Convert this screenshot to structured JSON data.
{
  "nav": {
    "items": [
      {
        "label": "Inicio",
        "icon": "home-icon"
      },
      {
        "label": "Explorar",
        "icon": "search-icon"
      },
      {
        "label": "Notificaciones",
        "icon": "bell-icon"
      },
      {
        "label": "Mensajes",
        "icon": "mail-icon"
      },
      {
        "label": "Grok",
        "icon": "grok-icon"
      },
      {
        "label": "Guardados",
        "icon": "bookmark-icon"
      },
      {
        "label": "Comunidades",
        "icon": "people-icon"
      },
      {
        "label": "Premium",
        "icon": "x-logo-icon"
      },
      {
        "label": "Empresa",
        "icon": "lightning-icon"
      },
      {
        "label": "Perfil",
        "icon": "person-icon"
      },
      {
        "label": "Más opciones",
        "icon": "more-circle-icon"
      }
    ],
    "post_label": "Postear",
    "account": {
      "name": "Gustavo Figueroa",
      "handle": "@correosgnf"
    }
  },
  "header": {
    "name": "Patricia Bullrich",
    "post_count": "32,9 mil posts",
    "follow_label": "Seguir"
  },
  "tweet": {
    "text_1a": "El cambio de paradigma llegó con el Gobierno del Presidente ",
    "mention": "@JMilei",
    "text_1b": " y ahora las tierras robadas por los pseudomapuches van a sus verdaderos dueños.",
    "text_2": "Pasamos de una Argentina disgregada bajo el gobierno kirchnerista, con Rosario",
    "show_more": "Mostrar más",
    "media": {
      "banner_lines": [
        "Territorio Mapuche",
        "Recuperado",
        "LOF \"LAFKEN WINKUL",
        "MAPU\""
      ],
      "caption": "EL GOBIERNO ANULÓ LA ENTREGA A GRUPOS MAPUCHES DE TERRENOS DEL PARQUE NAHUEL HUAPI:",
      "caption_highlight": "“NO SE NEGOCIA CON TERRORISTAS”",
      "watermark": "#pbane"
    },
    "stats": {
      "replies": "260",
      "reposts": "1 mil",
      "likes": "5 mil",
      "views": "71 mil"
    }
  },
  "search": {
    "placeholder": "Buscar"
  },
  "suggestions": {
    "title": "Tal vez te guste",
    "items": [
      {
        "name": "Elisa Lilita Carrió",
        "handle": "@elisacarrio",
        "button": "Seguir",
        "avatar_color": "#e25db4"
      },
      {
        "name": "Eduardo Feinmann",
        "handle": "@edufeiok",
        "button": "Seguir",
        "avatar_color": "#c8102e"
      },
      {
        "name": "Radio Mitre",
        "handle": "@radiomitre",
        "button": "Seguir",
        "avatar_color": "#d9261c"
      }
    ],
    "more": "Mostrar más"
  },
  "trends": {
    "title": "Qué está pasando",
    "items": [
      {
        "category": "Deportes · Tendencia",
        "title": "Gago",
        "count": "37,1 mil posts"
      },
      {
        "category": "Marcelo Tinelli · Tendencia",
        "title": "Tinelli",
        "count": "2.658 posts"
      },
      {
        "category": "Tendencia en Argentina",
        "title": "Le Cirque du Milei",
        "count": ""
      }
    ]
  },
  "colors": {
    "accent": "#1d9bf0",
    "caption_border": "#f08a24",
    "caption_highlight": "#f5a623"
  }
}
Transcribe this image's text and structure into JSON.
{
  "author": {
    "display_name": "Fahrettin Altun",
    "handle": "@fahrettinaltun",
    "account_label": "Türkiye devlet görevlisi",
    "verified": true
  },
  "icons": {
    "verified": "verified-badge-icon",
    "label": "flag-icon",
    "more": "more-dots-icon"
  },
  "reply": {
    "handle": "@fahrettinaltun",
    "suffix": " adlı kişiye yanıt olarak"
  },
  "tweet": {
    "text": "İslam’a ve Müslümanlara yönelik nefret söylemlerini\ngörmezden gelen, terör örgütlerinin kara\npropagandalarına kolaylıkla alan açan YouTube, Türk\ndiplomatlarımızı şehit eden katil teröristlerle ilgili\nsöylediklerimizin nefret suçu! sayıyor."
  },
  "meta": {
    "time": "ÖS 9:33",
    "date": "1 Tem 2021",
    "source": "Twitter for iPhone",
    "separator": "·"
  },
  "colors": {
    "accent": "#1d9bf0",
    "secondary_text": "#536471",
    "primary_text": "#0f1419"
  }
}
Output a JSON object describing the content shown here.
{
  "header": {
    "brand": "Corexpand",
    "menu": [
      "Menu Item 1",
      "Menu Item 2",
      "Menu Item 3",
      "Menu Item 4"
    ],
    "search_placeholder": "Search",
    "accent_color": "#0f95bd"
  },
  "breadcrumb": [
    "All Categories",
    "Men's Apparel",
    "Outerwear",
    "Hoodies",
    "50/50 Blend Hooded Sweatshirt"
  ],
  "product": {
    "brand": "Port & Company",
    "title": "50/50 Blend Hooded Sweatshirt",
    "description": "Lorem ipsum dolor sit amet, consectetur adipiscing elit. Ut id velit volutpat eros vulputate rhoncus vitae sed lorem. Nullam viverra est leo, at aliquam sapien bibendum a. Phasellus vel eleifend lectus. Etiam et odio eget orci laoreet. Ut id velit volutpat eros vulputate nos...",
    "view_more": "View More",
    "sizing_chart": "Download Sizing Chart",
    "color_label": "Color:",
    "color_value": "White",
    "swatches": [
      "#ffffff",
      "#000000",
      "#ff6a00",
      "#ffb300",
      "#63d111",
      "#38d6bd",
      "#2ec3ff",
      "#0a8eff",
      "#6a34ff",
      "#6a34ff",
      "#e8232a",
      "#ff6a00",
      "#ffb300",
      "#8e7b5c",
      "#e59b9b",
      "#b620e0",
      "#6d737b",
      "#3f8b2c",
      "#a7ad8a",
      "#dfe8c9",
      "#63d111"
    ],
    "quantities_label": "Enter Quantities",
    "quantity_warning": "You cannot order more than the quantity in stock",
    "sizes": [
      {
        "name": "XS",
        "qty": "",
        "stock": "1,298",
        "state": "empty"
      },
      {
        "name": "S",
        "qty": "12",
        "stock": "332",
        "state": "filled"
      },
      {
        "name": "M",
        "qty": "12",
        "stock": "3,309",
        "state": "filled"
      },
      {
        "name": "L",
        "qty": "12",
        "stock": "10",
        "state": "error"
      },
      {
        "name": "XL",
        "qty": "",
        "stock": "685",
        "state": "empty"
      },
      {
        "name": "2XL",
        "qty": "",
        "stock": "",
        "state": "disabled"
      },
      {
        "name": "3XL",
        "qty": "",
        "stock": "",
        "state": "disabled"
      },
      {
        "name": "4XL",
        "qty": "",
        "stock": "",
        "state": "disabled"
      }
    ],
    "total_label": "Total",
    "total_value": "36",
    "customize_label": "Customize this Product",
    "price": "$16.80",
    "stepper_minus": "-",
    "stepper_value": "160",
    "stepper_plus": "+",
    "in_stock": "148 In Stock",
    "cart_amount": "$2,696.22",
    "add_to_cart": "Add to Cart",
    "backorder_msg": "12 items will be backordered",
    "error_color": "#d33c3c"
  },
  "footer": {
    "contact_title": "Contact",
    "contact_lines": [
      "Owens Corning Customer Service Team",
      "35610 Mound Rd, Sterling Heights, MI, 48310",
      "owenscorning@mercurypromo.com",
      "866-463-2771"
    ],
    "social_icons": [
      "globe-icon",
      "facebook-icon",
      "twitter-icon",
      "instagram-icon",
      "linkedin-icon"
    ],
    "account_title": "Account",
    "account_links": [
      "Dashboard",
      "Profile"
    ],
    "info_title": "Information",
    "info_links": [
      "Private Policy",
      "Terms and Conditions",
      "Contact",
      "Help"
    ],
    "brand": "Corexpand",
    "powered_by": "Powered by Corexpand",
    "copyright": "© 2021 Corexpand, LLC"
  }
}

== REQUIREMENTS ==
Look through the listing above. Pick out each line with "category" and copy it.

== OUTPUT OF THE TASK ==
        "category": "Deportes · Tendencia",
        "category": "Marcelo Tinelli · Tendencia",
        "category": "Tendencia en Argentina",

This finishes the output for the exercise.